== What you have to do ==
Return nothing but the lines from the line containing "OCR this image." through the last line of the records, reproduced exactly.
----
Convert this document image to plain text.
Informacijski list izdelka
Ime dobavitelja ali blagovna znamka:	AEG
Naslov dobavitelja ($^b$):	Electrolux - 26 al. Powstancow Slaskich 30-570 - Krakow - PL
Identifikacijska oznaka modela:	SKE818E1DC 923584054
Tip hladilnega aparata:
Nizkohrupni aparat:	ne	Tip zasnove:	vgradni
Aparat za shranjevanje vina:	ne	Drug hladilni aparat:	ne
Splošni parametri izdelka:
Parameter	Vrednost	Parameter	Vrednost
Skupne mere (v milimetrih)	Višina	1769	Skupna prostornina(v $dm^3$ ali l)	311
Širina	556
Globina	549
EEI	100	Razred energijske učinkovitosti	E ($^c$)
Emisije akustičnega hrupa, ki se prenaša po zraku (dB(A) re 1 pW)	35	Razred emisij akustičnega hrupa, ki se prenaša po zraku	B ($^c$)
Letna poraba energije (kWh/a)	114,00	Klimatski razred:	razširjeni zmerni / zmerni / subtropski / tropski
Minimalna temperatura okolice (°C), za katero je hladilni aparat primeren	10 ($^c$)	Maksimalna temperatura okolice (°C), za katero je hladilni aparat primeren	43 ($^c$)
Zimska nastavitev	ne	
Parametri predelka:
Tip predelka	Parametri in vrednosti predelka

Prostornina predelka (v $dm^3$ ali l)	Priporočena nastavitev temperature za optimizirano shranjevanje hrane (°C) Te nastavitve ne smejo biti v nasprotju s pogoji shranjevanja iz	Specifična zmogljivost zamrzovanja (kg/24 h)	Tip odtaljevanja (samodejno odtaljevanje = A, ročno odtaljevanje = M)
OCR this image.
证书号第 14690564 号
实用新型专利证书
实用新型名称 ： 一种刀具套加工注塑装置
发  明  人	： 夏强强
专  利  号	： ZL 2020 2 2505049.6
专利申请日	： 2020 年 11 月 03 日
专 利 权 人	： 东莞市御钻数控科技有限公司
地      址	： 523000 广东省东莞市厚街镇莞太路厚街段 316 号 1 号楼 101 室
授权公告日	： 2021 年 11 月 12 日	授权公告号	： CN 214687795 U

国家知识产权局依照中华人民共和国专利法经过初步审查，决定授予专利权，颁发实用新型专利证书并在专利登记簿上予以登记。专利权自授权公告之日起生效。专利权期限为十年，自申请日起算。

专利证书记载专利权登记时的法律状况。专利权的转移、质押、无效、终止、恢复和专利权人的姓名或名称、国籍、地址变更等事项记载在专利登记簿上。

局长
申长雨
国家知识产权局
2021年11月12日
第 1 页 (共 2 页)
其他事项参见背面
----
== Correct result ==
OCR this image.
证书号第 14690564 号
实用新型专利证书
实用新型名称 ： 一种刀具套加工注塑装置
发  明  人	： 夏强强
专  利  号	： ZL 2020 2 2505049.6
专利申请日	： 2020 年 11 月 03 日
专 利 权 人	： 东莞市御钻数控科技有限公司
地      址	： 523000 广东省东莞市厚街镇莞太路厚街段 316 号 1 号楼 101 室
授权公告日	： 2021 年 11 月 12 日	授权公告号	： CN 214687795 U

国家知识产权局依照中华人民共和国专利法经过初步审查，决定授予专利权，颁发实用新型专利证书并在专利登记簿上予以登记。专利权自授权公告之日起生效。专利权期限为十年，自申请日起算。

专利证书记载专利权登记时的法律状况。专利权的转移、质押、无效、终止、恢复和专利权人的姓名或名称、国籍、地址变更等事项记载在专利登记簿上。

局长
申长雨
国家知识产权局
2021年11月12日
第 1 页 (共 2 页)
其他事项参见背面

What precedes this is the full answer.